◆ INSTRUCTION
Sort through the entries below and pull out lines containing the word "flags".

◆ RECORDS PROVIDED

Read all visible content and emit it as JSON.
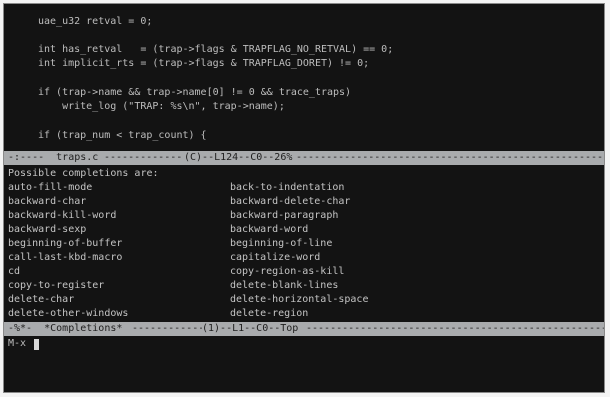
{
  "code_lines": [
    "uae_u32 retval = 0;",
    "int has_retval   = (trap->flags & TRAPFLAG_NO_RETVAL) == 0;",
    "int implicit_rts = (trap->flags & TRAPFLAG_DORET) != 0;",
    "if (trap->name && trap->name[0] != 0 && trace_traps)",
    "    write_log (\"TRAP: %s\\n\", trap->name);",
    "if (trap_num < trap_count) {"
  ],
  "upper_modeline": {
    "left": "-:----  traps.c",
    "position": "(C)--L124--C0--26%"
  },
  "completions": {
    "header": "Possible completions are:",
    "left_column": [
      "auto-fill-mode",
      "backward-char",
      "backward-kill-word",
      "backward-sexp",
      "beginning-of-buffer",
      "call-last-kbd-macro",
      "cd",
      "copy-to-register",
      "delete-char",
      "delete-other-windows"
    ],
    "right_column": [
      "back-to-indentation",
      "backward-delete-char",
      "backward-paragraph",
      "backward-word",
      "beginning-of-line",
      "capitalize-word",
      "copy-region-as-kill",
      "delete-blank-lines",
      "delete-horizontal-space",
      "delete-region"
    ]
  },
  "lower_modeline": {
    "left": "-%*-  *Completions*",
    "position": "(1)--L1--C0--Top"
  },
  "minibuffer": {
    "prompt": "M-x "
  },
  "colors": {
    "background": "#131313",
    "text": "#bdbdbd",
    "modeline_bg": "#a9abad",
    "modeline_fg": "#1e1e1e"
  }
}
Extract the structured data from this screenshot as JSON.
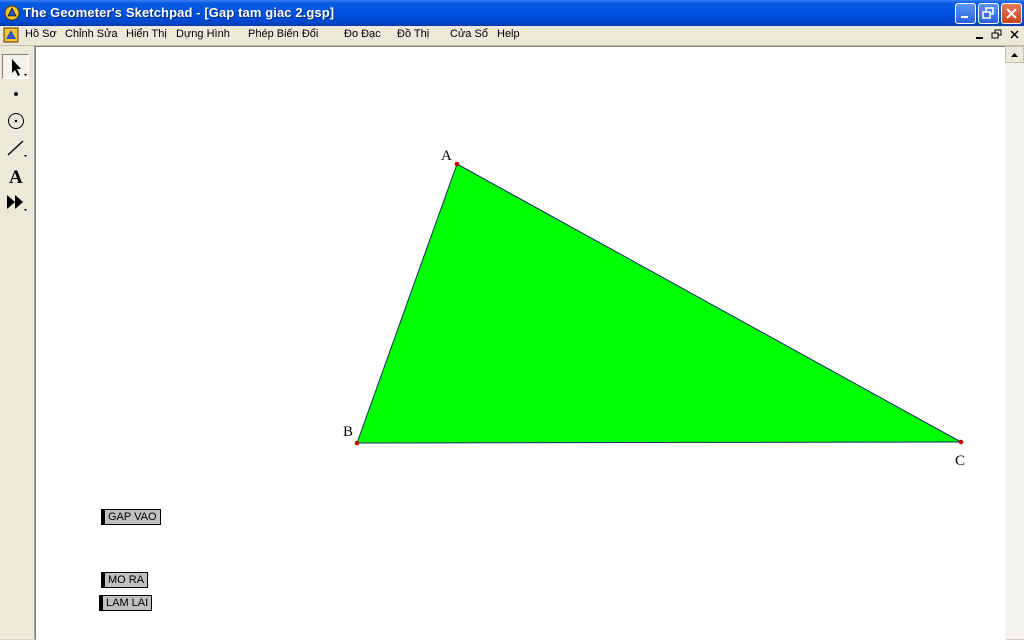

◆ FULL OUTPUT
    "int has_retval   = (trap->flags & TRAPFLAG_NO_RETVAL) == 0;",
    "int implicit_rts = (trap->flags & TRAPFLAG_DORET) != 0;",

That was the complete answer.